Quote the listing below in its entirety, omitting every image.

[Records excerpted from a collection]
..........

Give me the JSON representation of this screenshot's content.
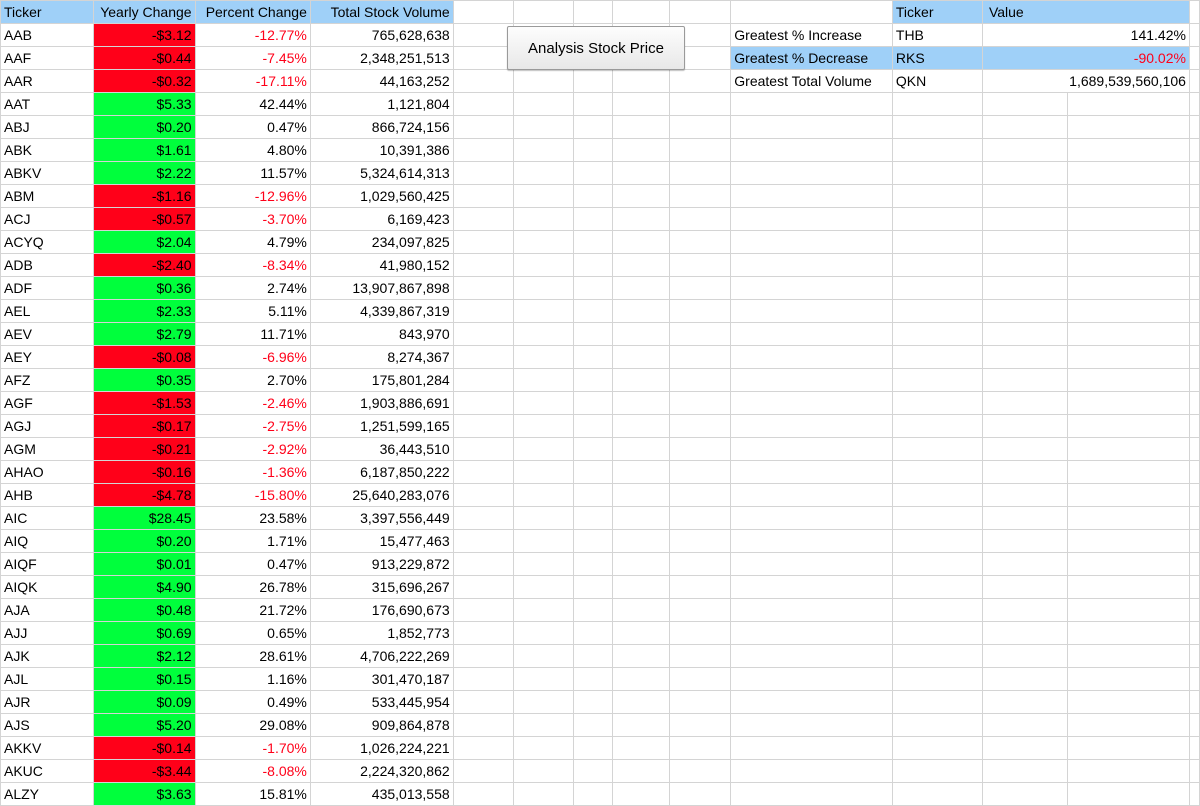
{
  "headers": [
    "Ticker",
    "Yearly Change",
    "Percent Change",
    "Total Stock Volume"
  ],
  "rows": [
    {
      "ticker": "AAB",
      "change": "-$3.12",
      "pct": "-12.77%",
      "volume": "765,628,638",
      "neg": true
    },
    {
      "ticker": "AAF",
      "change": "-$0.44",
      "pct": "-7.45%",
      "volume": "2,348,251,513",
      "neg": true
    },
    {
      "ticker": "AAR",
      "change": "-$0.32",
      "pct": "-17.11%",
      "volume": "44,163,252",
      "neg": true
    },
    {
      "ticker": "AAT",
      "change": "$5.33",
      "pct": "42.44%",
      "volume": "1,121,804",
      "neg": false
    },
    {
      "ticker": "ABJ",
      "change": "$0.20",
      "pct": "0.47%",
      "volume": "866,724,156",
      "neg": false
    },
    {
      "ticker": "ABK",
      "change": "$1.61",
      "pct": "4.80%",
      "volume": "10,391,386",
      "neg": false
    },
    {
      "ticker": "ABKV",
      "change": "$2.22",
      "pct": "11.57%",
      "volume": "5,324,614,313",
      "neg": false
    },
    {
      "ticker": "ABM",
      "change": "-$1.16",
      "pct": "-12.96%",
      "volume": "1,029,560,425",
      "neg": true
    },
    {
      "ticker": "ACJ",
      "change": "-$0.57",
      "pct": "-3.70%",
      "volume": "6,169,423",
      "neg": true
    },
    {
      "ticker": "ACYQ",
      "change": "$2.04",
      "pct": "4.79%",
      "volume": "234,097,825",
      "neg": false
    },
    {
      "ticker": "ADB",
      "change": "-$2.40",
      "pct": "-8.34%",
      "volume": "41,980,152",
      "neg": true
    },
    {
      "ticker": "ADF",
      "change": "$0.36",
      "pct": "2.74%",
      "volume": "13,907,867,898",
      "neg": false
    },
    {
      "ticker": "AEL",
      "change": "$2.33",
      "pct": "5.11%",
      "volume": "4,339,867,319",
      "neg": false
    },
    {
      "ticker": "AEV",
      "change": "$2.79",
      "pct": "11.71%",
      "volume": "843,970",
      "neg": false
    },
    {
      "ticker": "AEY",
      "change": "-$0.08",
      "pct": "-6.96%",
      "volume": "8,274,367",
      "neg": true
    },
    {
      "ticker": "AFZ",
      "change": "$0.35",
      "pct": "2.70%",
      "volume": "175,801,284",
      "neg": false
    },
    {
      "ticker": "AGF",
      "change": "-$1.53",
      "pct": "-2.46%",
      "volume": "1,903,886,691",
      "neg": true
    },
    {
      "ticker": "AGJ",
      "change": "-$0.17",
      "pct": "-2.75%",
      "volume": "1,251,599,165",
      "neg": true
    },
    {
      "ticker": "AGM",
      "change": "-$0.21",
      "pct": "-2.92%",
      "volume": "36,443,510",
      "neg": true
    },
    {
      "ticker": "AHAO",
      "change": "-$0.16",
      "pct": "-1.36%",
      "volume": "6,187,850,222",
      "neg": true
    },
    {
      "ticker": "AHB",
      "change": "-$4.78",
      "pct": "-15.80%",
      "volume": "25,640,283,076",
      "neg": true
    },
    {
      "ticker": "AIC",
      "change": "$28.45",
      "pct": "23.58%",
      "volume": "3,397,556,449",
      "neg": false
    },
    {
      "ticker": "AIQ",
      "change": "$0.20",
      "pct": "1.71%",
      "volume": "15,477,463",
      "neg": false
    },
    {
      "ticker": "AIQF",
      "change": "$0.01",
      "pct": "0.47%",
      "volume": "913,229,872",
      "neg": false
    },
    {
      "ticker": "AIQK",
      "change": "$4.90",
      "pct": "26.78%",
      "volume": "315,696,267",
      "neg": false
    },
    {
      "ticker": "AJA",
      "change": "$0.48",
      "pct": "21.72%",
      "volume": "176,690,673",
      "neg": false
    },
    {
      "ticker": "AJJ",
      "change": "$0.69",
      "pct": "0.65%",
      "volume": "1,852,773",
      "neg": false
    },
    {
      "ticker": "AJK",
      "change": "$2.12",
      "pct": "28.61%",
      "volume": "4,706,222,269",
      "neg": false
    },
    {
      "ticker": "AJL",
      "change": "$0.15",
      "pct": "1.16%",
      "volume": "301,470,187",
      "neg": false
    },
    {
      "ticker": "AJR",
      "change": "$0.09",
      "pct": "0.49%",
      "volume": "533,445,954",
      "neg": false
    },
    {
      "ticker": "AJS",
      "change": "$5.20",
      "pct": "29.08%",
      "volume": "909,864,878",
      "neg": false
    },
    {
      "ticker": "AKKV",
      "change": "-$0.14",
      "pct": "-1.70%",
      "volume": "1,026,224,221",
      "neg": true
    },
    {
      "ticker": "AKUC",
      "change": "-$3.44",
      "pct": "-8.08%",
      "volume": "2,224,320,862",
      "neg": true
    },
    {
      "ticker": "ALZY",
      "change": "$3.63",
      "pct": "15.81%",
      "volume": "435,013,558",
      "neg": false
    }
  ],
  "button": {
    "label": "Analysis Stock Price"
  },
  "summary": {
    "headers": {
      "ticker": "Ticker",
      "value": "Value"
    },
    "rows": [
      {
        "label": "Greatest % Increase",
        "ticker": "THB",
        "value": "141.42%",
        "neg": false,
        "highlight": false
      },
      {
        "label": "Greatest % Decrease",
        "ticker": "RKS",
        "value": "-90.02%",
        "neg": true,
        "highlight": true
      },
      {
        "label": "Greatest Total Volume",
        "ticker": "QKN",
        "value": "1,689,539,560,106",
        "neg": false,
        "highlight": false
      }
    ]
  },
  "colors": {
    "header_bg": "#9fd0f8",
    "positive_bg": "#00ff3c",
    "negative_bg": "#ff0019",
    "negative_text": "#ff0019"
  }
}
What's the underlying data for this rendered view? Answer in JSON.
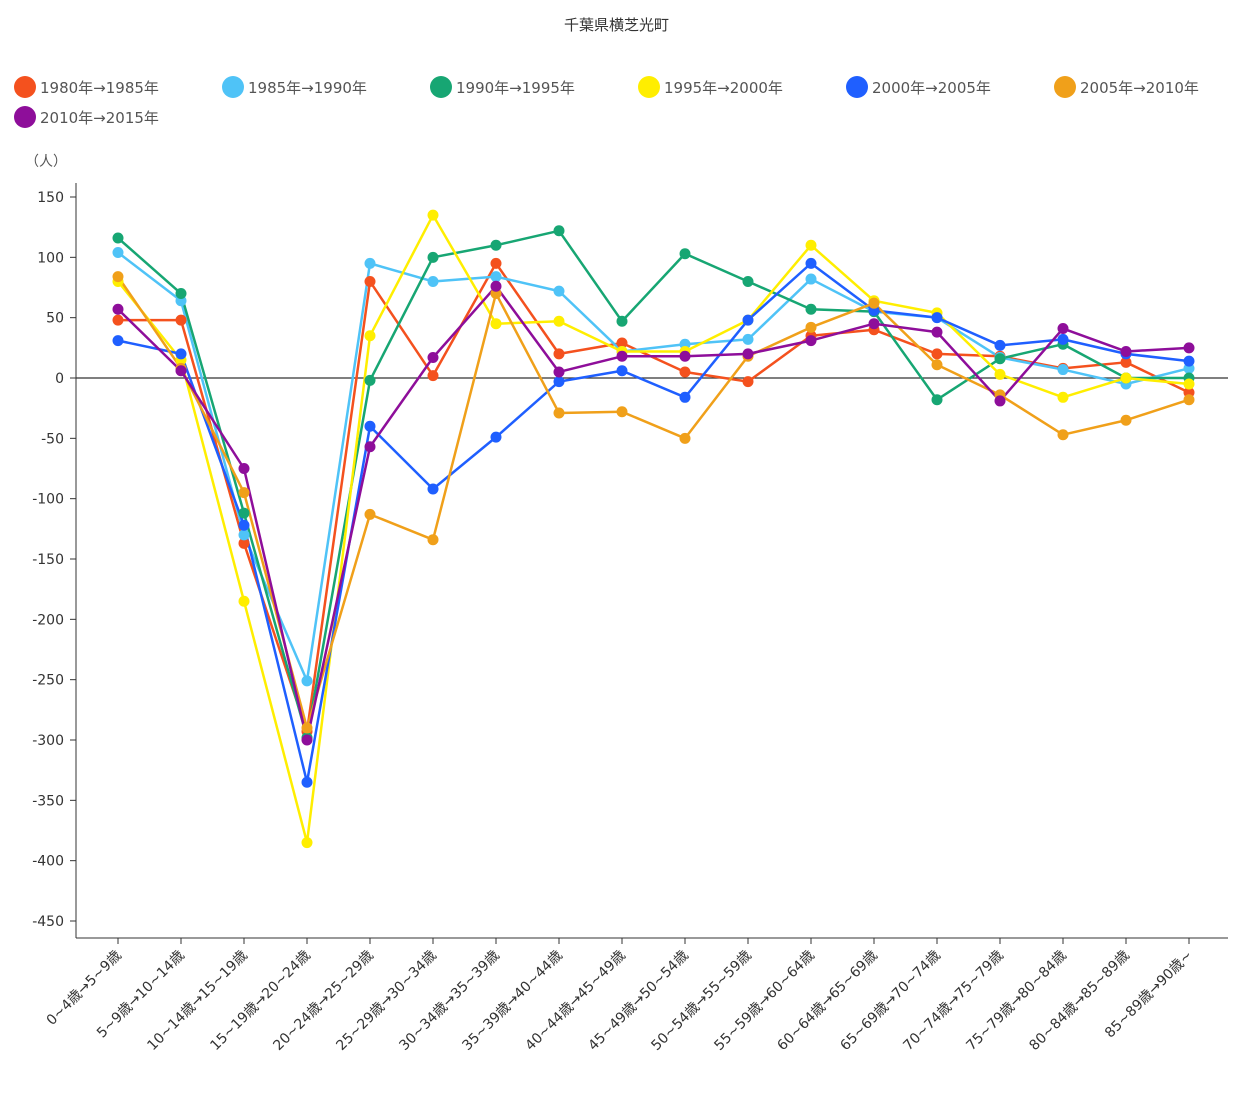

..........

_Solved problem_:
Give me the JSON representation of this screenshot's content.
{
  "headers": [
    "Ticker",
    "Yearly Change",
    "Percent Change",
    "Total Stock Volume"
  ],
  "rows": [
    {
      "ticker": "AAB",
      "change": "-$3.12",
      "pct": "-12.77%",
      "volume": "765,628,638",
      "neg": true
    },
    {
      "ticker": "AAF",
      "change": "-$0.44",
      "pct": "-7.45%",
      "volume": "2,348,251,513",
      "neg": true
    },
    {
      "ticker": "AAR",
      "change": "-$0.32",
      "pct": "-17.11%",
      "volume": "44,163,252",
      "neg": true
    },
    {
      "ticker": "AAT",
      "change": "$5.33",
      "pct": "42.44%",
      "volume": "1,121,804",
      "neg": false
    },
    {
      "ticker": "ABJ",
      "change": "$0.20",
      "pct": "0.47%",
      "volume": "866,724,156",
      "neg": false
    },
    {
      "ticker": "ABK",
      "change": "$1.61",
      "pct": "4.80%",
      "volume": "10,391,386",
      "neg": false
    },
    {
      "ticker": "ABKV",
      "change": "$2.22",
      "pct": "11.57%",
      "volume": "5,324,614,313",
      "neg": false
    },
    {
      "ticker": "ABM",
      "change": "-$1.16",
      "pct": "-12.96%",
      "volume": "1,029,560,425",
      "neg": true
    },
    {
      "ticker": "ACJ",
      "change": "-$0.57",
      "pct": "-3.70%",
      "volume": "6,169,423",
      "neg": true
    },
    {
      "ticker": "ACYQ",
      "change": "$2.04",
      "pct": "4.79%",
      "volume": "234,097,825",
      "neg": false
    },
    {
      "ticker": "ADB",
      "change": "-$2.40",
      "pct": "-8.34%",
      "volume": "41,980,152",
      "neg": true
    },
    {
      "ticker": "ADF",
      "change": "$0.36",
      "pct": "2.74%",
      "volume": "13,907,867,898",
      "neg": false
    },
    {
      "ticker": "AEL",
      "change": "$2.33",
      "pct": "5.11%",
      "volume": "4,339,867,319",
      "neg": false
    },
    {
      "ticker": "AEV",
      "change": "$2.79",
      "pct": "11.71%",
      "volume": "843,970",
      "neg": false
    },
    {
      "ticker": "AEY",
      "change": "-$0.08",
      "pct": "-6.96%",
      "volume": "8,274,367",
      "neg": true
    },
    {
      "ticker": "AFZ",
      "change": "$0.35",
      "pct": "2.70%",
      "volume": "175,801,284",
      "neg": false
    },
    {
      "ticker": "AGF",
      "change": "-$1.53",
      "pct": "-2.46%",
      "volume": "1,903,886,691",
      "neg": true
    },
    {
      "ticker": "AGJ",
      "change": "-$0.17",
      "pct": "-2.75%",
      "volume": "1,251,599,165",
      "neg": true
    },
    {
      "ticker": "AGM",
      "change": "-$0.21",
      "pct": "-2.92%",
      "volume": "36,443,510",
      "neg": true
    },
    {
      "ticker": "AHAO",
      "change": "-$0.16",
      "pct": "-1.36%",
      "volume": "6,187,850,222",
      "neg": true
    },
    {
      "ticker": "AHB",
      "change": "-$4.78",
      "pct": "-15.80%",
      "volume": "25,640,283,076",
      "neg": true
    },
    {
      "ticker": "AIC",
      "change": "$28.45",
      "pct": "23.58%",
      "volume": "3,397,556,449",
      "neg": false
    },
    {
      "ticker": "AIQ",
      "change": "$0.20",
      "pct": "1.71%",
      "volume": "15,477,463",
      "neg": false
    },
    {
      "ticker": "AIQF",
      "change": "$0.01",
      "pct": "0.47%",
      "volume": "913,229,872",
      "neg": false
    },
    {
      "ticker": "AIQK",
      "change": "$4.90",
      "pct": "26.78%",
      "volume": "315,696,267",
      "neg": false
    },
    {
      "ticker": "AJA",
      "change": "$0.48",
      "pct": "21.72%",
      "volume": "176,690,673",
      "neg": false
    },
    {
      "ticker": "AJJ",
      "change": "$0.69",
      "pct": "0.65%",
      "volume": "1,852,773",
      "neg": false
    },
    {
      "ticker": "AJK",
      "change": "$2.12",
      "pct": "28.61%",
      "volume": "4,706,222,269",
      "neg": false
    },
    {
      "ticker": "AJL",
      "change": "$0.15",
      "pct": "1.16%",
      "volume": "301,470,187",
      "neg": false
    },
    {
      "ticker": "AJR",
      "change": "$0.09",
      "pct": "0.49%",
      "volume": "533,445,954",
      "neg": false
    },
    {
      "ticker": "AJS",
      "change": "$5.20",
      "pct": "29.08%",
      "volume": "909,864,878",
      "neg": false
    },
    {
      "ticker": "AKKV",
      "change": "-$0.14",
      "pct": "-1.70%",
      "volume": "1,026,224,221",
      "neg": true
    },
    {
      "ticker": "AKUC",
      "change": "-$3.44",
      "pct": "-8.08%",
      "volume": "2,224,320,862",
      "neg": true
    },
    {
      "ticker": "ALZY",
      "change": "$3.63",
      "pct": "15.81%",
      "volume": "435,013,558",
      "neg": false
    }
  ],
  "button": {
    "label": "Analysis Stock Price"
  },
  "summary": {
    "headers": {
      "ticker": "Ticker",
      "value": "Value"
    },
    "rows": [
      {
        "label": "Greatest % Increase",
        "ticker": "THB",
        "value": "141.42%",
        "neg": false,
        "highlight": false
      },
      {
        "label": "Greatest % Decrease",
        "ticker": "RKS",
        "value": "-90.02%",
        "neg": true,
        "highlight": true
      },
      {
        "label": "Greatest Total Volume",
        "ticker": "QKN",
        "value": "1,689,539,560,106",
        "neg": false,
        "highlight": false
      }
    ]
  },
  "colors": {
    "header_bg": "#9fd0f8",
    "positive_bg": "#00ff3c",
    "negative_bg": "#ff0019",
    "negative_text": "#ff0019"
  }
}
What's the underlying data for this rendered view? Answer in JSON.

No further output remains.